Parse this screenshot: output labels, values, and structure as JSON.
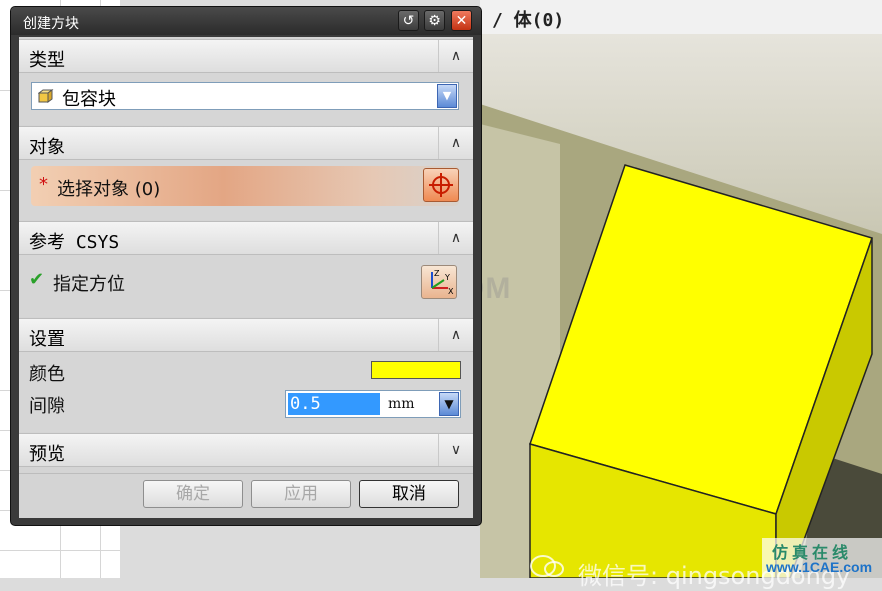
{
  "dialog": {
    "title": "创建方块",
    "buttons": {
      "reset": "↺",
      "settings": "⚙",
      "close": "✕"
    }
  },
  "sections": {
    "type": {
      "title": "类型",
      "toggle": "∧",
      "selected": "包容块",
      "dropdown_arrow": "▼"
    },
    "object": {
      "title": "对象",
      "toggle": "∧",
      "required_marker": "*",
      "select_label": "选择对象 (0)"
    },
    "csys": {
      "title": "参考 CSYS",
      "toggle": "∧",
      "check": "✔",
      "orient_label": "指定方位"
    },
    "settings": {
      "title": "设置",
      "toggle": "∧",
      "color_label": "颜色",
      "color_value": "#ffff00",
      "gap_label": "间隙",
      "gap_value": "0.5",
      "gap_unit": "mm",
      "unit_arrow": "▼"
    },
    "preview": {
      "title": "预览",
      "toggle": "∨"
    }
  },
  "footer": {
    "ok": "确定",
    "apply": "应用",
    "cancel": "取消"
  },
  "viewport": {
    "title": "/ 体(0)"
  },
  "overlays": {
    "watermark": "1CAE.COM",
    "wechat": "微信号: qingsongdongy",
    "site_name": "仿真在线",
    "site_url": "www.1CAE.com"
  },
  "colors": {
    "accent_orange": "#ef8a52",
    "block_yellow": "#ffff00",
    "dialog_frame": "#3a3a3a"
  }
}
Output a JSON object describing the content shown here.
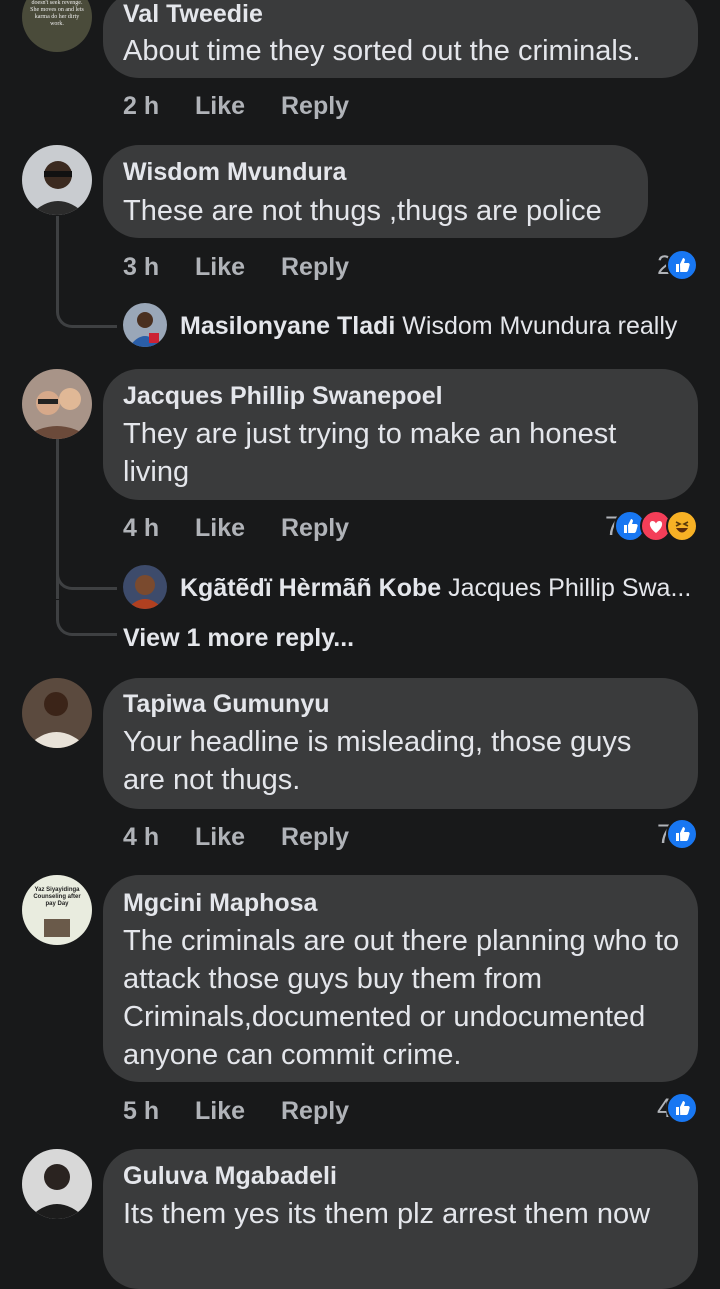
{
  "colors": {
    "background": "#18191a",
    "bubble": "#3a3b3c",
    "meta_text": "#b0b3b8",
    "like_blue": "#1877f2",
    "love_red": "#f33e58",
    "haha_yellow": "#f7b125"
  },
  "actions": {
    "like": "Like",
    "reply": "Reply"
  },
  "comments": [
    {
      "author": "Val Tweedie",
      "text": "About time they sorted out the criminals.",
      "time": "2 h",
      "reaction_count": "",
      "avatar_text": "doesn't seek revenge. She moves on and lets karma do her dirty work."
    },
    {
      "author": "Wisdom Mvundura",
      "text": "These are not thugs ,thugs are police",
      "time": "3 h",
      "reaction_count": "2",
      "reply": {
        "author": "Masilonyane Tladi",
        "text": "Wisdom Mvundura really"
      }
    },
    {
      "author": "Jacques Phillip Swanepoel",
      "text": "They are just trying to make an honest living",
      "time": "4 h",
      "reaction_count": "7",
      "reply": {
        "author": "Kgãtẽdï Hèrmãñ Kobe",
        "text": "Jacques Phillip Swa..."
      },
      "more_replies": "View 1 more reply..."
    },
    {
      "author": "Tapiwa Gumunyu",
      "text": "Your headline is misleading, those guys are not thugs.",
      "time": "4 h",
      "reaction_count": "7"
    },
    {
      "author": "Mgcini Maphosa",
      "text": "The criminals are out there planning who to attack those guys buy them from Criminals,documented or undocumented anyone can commit crime.",
      "time": "5 h",
      "reaction_count": "4",
      "avatar_text": "Yaz Siyayidinga Counseling after pay Day"
    },
    {
      "author": "Guluva Mgabadeli",
      "text": "Its them yes its them plz arrest them now"
    }
  ]
}
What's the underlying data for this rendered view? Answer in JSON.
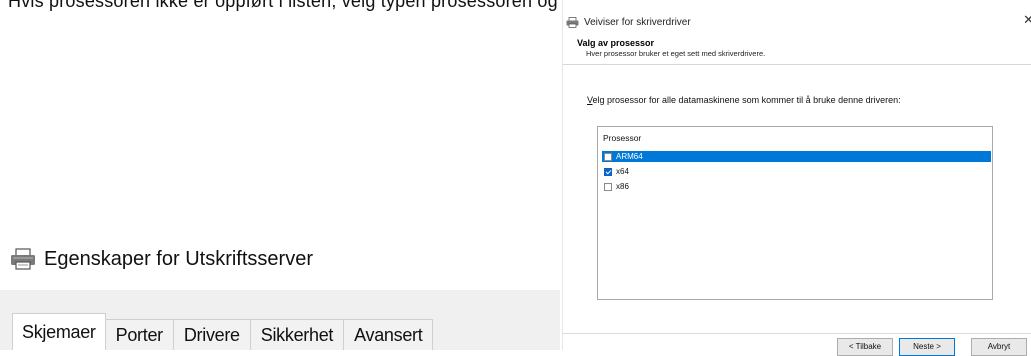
{
  "top_banner_text": "Hvis prosessoren ikke er oppført i listen, velg typen prosessoren og hvilken prosessor",
  "left_dialog": {
    "title": "Egenskaper for Utskriftsserver",
    "tabs": [
      {
        "label": "Skjemaer",
        "active": true
      },
      {
        "label": "Porter",
        "active": false
      },
      {
        "label": "Drivere",
        "active": false
      },
      {
        "label": "Sikkerhet",
        "active": false
      },
      {
        "label": "Avansert",
        "active": false
      }
    ]
  },
  "wizard": {
    "title": "Veiviser for skriverdriver",
    "close_glyph": "✕",
    "header_title": "Valg av prosessor",
    "header_subtitle": "Hver prosessor bruker et eget sett med skriverdrivere.",
    "instruction_accesskey": "V",
    "instruction_rest": "elg prosessor for alle datamaskinene som kommer til å bruke denne driveren:",
    "list_header": "Prosessor",
    "processors": [
      {
        "label": "ARM64",
        "checked": false,
        "selected": true
      },
      {
        "label": "x64",
        "checked": true,
        "selected": false
      },
      {
        "label": "x86",
        "checked": false,
        "selected": false
      }
    ],
    "buttons": {
      "back": "< Tilbake",
      "next": "Neste >",
      "cancel": "Avbryt"
    }
  },
  "colors": {
    "selection": "#0078d7",
    "tab_bar": "#f0f0f0"
  },
  "icons": [
    "printer-icon",
    "close-icon",
    "checkbox-checked-icon"
  ]
}
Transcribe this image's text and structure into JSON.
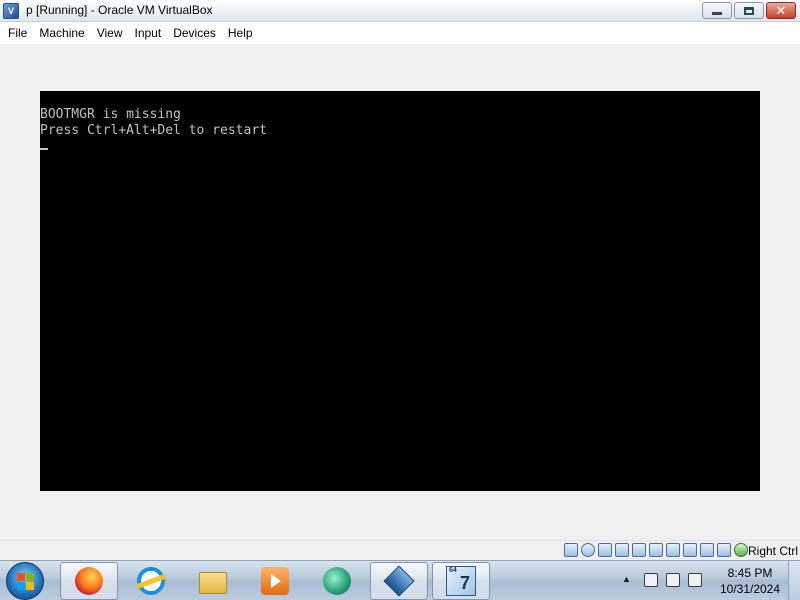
{
  "window": {
    "title": "p [Running] - Oracle VM VirtualBox",
    "controls": {
      "minimize_icon": "minimize-icon",
      "maximize_icon": "restore-icon",
      "close_label": "✕"
    }
  },
  "menubar": {
    "items": [
      {
        "label": "File"
      },
      {
        "label": "Machine"
      },
      {
        "label": "View"
      },
      {
        "label": "Input"
      },
      {
        "label": "Devices"
      },
      {
        "label": "Help"
      }
    ]
  },
  "vm_console": {
    "lines": [
      "BOOTMGR is missing",
      "Press Ctrl+Alt+Del to restart"
    ],
    "text_color": "#c0c0c0",
    "background": "#000000"
  },
  "vm_statusbar": {
    "indicators": [
      "hard-disk-icon",
      "optical-drive-icon",
      "audio-icon",
      "network-icon",
      "usb-icon",
      "shared-folders-icon",
      "display-icon",
      "recording-icon",
      "virtualization-icon",
      "cpu-icon",
      "mouse-integration-icon"
    ],
    "host_key": "Right Ctrl"
  },
  "taskbar": {
    "apps": [
      {
        "name": "firefox-icon",
        "active": true
      },
      {
        "name": "internet-explorer-icon",
        "active": false
      },
      {
        "name": "windows-explorer-icon",
        "active": false
      },
      {
        "name": "media-player-icon",
        "active": false
      },
      {
        "name": "green-app-icon",
        "active": false
      },
      {
        "name": "virtualbox-icon",
        "active": true
      },
      {
        "name": "vm-windows7-icon",
        "active": true
      }
    ],
    "tray": {
      "icons": [
        "show-hidden-icons-arrow",
        "network-tray-icon",
        "action-center-flag-icon",
        "volume-icon"
      ],
      "time": "8:45 PM",
      "date": "10/31/2024"
    }
  }
}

-------

** Problem description **
Work out how many lines in the records above hold the string "thugs", then give only that count.

** Full solution **
2